Dataset content ->
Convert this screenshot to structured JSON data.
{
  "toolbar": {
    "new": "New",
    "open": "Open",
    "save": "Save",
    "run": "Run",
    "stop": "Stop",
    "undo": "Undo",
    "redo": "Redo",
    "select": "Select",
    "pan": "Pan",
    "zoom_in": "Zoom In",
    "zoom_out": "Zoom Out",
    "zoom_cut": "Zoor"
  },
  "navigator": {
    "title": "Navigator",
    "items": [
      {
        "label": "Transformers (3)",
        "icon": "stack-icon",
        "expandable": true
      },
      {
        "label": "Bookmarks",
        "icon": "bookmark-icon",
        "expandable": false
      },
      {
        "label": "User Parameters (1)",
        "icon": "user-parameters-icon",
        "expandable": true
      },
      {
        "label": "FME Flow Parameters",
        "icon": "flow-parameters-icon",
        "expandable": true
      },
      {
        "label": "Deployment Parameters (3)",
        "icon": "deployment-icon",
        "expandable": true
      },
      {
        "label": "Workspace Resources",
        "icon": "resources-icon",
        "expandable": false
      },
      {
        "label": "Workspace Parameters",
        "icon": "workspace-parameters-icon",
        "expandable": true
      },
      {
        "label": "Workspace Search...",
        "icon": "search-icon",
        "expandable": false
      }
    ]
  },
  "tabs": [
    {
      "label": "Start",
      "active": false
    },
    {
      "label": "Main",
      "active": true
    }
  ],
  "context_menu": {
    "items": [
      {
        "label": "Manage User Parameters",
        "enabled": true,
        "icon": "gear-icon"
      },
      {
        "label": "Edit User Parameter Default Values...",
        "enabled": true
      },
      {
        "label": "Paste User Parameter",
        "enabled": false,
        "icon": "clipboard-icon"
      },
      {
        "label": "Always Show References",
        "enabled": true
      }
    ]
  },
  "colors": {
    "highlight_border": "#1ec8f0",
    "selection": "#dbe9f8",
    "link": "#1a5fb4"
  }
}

Written request -> Give the listing above again, word for word.

Worked solution ->
Convert this screenshot to structured JSON data.
{
  "toolbar": {
    "new": "New",
    "open": "Open",
    "save": "Save",
    "run": "Run",
    "stop": "Stop",
    "undo": "Undo",
    "redo": "Redo",
    "select": "Select",
    "pan": "Pan",
    "zoom_in": "Zoom In",
    "zoom_out": "Zoom Out",
    "zoom_cut": "Zoor"
  },
  "navigator": {
    "title": "Navigator",
    "items": [
      {
        "label": "Transformers (3)",
        "icon": "stack-icon",
        "expandable": true
      },
      {
        "label": "Bookmarks",
        "icon": "bookmark-icon",
        "expandable": false
      },
      {
        "label": "User Parameters (1)",
        "icon": "user-parameters-icon",
        "expandable": true
      },
      {
        "label": "FME Flow Parameters",
        "icon": "flow-parameters-icon",
        "expandable": true
      },
      {
        "label": "Deployment Parameters (3)",
        "icon": "deployment-icon",
        "expandable": true
      },
      {
        "label": "Workspace Resources",
        "icon": "resources-icon",
        "expandable": false
      },
      {
        "label": "Workspace Parameters",
        "icon": "workspace-parameters-icon",
        "expandable": true
      },
      {
        "label": "Workspace Search...",
        "icon": "search-icon",
        "expandable": false
      }
    ]
  },
  "tabs": [
    {
      "label": "Start",
      "active": false
    },
    {
      "label": "Main",
      "active": true
    }
  ],
  "context_menu": {
    "items": [
      {
        "label": "Manage User Parameters",
        "enabled": true,
        "icon": "gear-icon"
      },
      {
        "label": "Edit User Parameter Default Values...",
        "enabled": true
      },
      {
        "label": "Paste User Parameter",
        "enabled": false,
        "icon": "clipboard-icon"
      },
      {
        "label": "Always Show References",
        "enabled": true
      }
    ]
  },
  "colors": {
    "highlight_border": "#1ec8f0",
    "selection": "#dbe9f8",
    "link": "#1a5fb4"
  }
}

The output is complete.